[Stated task] Give the number of lines in the listing below that include the word "вида", with nothing more.

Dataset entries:
----

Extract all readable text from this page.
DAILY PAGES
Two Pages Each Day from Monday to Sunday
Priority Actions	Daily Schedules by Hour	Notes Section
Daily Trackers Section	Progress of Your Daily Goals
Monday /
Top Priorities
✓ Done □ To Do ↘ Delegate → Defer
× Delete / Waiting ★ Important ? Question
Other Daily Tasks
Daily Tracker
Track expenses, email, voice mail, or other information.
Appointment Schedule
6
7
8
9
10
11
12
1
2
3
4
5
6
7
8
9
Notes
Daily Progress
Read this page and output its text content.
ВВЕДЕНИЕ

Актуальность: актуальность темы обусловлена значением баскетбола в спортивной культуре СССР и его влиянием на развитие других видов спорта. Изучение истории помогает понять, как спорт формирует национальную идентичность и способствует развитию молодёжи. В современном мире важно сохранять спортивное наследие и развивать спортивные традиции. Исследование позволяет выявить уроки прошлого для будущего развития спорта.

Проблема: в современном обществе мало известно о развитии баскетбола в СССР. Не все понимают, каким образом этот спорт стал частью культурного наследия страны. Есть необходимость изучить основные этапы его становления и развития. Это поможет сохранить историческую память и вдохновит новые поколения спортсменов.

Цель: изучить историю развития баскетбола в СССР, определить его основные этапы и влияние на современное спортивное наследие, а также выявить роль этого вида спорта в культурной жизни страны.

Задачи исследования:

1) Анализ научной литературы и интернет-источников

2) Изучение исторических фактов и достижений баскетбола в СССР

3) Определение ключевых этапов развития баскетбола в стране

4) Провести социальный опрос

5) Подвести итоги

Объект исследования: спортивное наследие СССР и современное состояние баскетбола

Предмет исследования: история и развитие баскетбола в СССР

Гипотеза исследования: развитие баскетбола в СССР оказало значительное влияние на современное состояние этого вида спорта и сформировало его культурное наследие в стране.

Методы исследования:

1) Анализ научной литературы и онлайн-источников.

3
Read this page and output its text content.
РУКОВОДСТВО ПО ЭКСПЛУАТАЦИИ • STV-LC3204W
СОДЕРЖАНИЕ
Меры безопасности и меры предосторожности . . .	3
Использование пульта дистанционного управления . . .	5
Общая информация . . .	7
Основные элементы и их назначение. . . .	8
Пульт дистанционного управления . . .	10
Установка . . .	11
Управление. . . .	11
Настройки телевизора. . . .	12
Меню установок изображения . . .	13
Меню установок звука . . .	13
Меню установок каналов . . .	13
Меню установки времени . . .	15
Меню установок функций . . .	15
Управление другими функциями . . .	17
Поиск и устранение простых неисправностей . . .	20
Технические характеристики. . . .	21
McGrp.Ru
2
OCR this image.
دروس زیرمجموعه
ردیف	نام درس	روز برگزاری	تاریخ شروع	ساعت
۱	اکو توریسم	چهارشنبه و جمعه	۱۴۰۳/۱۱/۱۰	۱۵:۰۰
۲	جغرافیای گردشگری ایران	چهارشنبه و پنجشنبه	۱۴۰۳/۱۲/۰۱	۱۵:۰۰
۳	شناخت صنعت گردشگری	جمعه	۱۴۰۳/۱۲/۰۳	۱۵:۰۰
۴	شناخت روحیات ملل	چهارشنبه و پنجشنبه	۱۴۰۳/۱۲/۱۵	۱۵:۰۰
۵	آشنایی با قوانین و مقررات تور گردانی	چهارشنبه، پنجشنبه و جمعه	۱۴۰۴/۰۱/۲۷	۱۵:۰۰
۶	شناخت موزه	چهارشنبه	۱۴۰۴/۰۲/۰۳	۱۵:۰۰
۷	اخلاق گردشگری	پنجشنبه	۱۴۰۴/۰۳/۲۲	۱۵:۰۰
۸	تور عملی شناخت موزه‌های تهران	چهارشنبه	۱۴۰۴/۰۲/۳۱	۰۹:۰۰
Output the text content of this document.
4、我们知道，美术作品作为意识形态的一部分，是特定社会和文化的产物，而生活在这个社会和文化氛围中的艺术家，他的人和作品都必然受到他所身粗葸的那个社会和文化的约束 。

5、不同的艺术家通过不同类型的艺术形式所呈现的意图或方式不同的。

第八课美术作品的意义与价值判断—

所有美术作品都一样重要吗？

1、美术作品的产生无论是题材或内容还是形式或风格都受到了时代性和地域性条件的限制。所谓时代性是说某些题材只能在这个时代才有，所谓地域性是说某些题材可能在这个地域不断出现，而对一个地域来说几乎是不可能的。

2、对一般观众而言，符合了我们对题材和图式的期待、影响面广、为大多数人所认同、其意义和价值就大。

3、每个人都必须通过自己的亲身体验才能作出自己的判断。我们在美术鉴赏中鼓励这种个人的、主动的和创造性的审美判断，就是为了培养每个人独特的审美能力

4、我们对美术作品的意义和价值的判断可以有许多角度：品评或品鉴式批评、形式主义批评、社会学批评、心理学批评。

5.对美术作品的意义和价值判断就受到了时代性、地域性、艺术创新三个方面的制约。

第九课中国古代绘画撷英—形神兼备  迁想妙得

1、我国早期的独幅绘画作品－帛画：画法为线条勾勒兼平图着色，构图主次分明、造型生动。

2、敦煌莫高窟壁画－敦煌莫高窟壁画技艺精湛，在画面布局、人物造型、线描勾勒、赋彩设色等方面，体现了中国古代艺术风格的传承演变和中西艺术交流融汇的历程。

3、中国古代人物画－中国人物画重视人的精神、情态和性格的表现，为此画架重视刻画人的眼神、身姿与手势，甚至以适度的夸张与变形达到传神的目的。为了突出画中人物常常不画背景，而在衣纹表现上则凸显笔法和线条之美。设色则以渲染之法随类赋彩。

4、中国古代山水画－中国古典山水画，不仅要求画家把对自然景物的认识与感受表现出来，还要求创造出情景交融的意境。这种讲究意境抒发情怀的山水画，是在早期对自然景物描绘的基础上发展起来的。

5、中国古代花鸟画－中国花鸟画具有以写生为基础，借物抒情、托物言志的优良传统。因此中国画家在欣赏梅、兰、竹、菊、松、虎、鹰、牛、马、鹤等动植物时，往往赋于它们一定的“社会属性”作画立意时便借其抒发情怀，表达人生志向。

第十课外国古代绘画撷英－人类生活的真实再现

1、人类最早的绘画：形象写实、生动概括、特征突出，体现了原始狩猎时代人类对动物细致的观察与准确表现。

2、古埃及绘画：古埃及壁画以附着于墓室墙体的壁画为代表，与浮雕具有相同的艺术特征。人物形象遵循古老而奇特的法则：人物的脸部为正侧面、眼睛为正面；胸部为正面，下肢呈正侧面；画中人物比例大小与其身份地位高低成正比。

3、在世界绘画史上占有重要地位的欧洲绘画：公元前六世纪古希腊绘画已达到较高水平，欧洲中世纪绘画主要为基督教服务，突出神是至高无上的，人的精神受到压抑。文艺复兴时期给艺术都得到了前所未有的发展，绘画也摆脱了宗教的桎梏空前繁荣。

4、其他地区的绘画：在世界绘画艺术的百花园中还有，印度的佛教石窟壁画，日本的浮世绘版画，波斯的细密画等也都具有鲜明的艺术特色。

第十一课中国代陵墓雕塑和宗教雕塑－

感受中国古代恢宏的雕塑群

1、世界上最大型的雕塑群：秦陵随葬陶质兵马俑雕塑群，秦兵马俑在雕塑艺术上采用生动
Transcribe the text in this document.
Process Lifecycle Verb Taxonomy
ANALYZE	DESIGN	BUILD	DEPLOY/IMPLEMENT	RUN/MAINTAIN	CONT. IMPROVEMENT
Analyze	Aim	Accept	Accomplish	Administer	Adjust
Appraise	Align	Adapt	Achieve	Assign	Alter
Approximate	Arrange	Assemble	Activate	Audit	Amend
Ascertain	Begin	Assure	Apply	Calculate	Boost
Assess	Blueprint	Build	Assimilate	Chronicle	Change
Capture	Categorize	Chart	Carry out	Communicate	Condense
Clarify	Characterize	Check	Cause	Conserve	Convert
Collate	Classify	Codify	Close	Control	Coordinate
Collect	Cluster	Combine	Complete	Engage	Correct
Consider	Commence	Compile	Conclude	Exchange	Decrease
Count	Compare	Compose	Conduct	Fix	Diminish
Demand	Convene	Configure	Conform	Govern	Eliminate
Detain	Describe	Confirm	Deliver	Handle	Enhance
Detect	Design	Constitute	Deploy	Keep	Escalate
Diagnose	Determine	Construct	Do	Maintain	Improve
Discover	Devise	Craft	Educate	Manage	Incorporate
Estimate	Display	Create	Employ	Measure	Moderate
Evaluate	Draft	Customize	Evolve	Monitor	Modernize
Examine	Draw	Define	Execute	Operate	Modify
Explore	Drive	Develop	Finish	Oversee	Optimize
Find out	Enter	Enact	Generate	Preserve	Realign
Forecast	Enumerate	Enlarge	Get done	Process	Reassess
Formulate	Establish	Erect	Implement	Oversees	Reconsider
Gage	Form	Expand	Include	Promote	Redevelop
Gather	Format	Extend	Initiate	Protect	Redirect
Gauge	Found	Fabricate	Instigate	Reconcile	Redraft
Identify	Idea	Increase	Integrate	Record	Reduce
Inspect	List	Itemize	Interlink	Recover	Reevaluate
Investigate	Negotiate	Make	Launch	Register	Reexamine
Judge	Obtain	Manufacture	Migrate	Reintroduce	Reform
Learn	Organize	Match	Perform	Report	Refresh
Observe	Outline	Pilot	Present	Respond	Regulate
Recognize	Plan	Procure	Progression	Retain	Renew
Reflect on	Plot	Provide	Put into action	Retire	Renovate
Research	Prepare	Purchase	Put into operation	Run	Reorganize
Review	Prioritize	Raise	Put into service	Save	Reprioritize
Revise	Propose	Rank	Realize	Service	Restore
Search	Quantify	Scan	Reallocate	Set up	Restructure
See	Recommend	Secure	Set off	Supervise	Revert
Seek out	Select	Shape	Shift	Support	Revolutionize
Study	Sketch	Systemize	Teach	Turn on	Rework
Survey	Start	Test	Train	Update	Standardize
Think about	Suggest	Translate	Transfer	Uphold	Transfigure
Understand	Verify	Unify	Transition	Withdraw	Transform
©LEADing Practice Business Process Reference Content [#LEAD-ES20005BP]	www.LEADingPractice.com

----

[Task solution] 2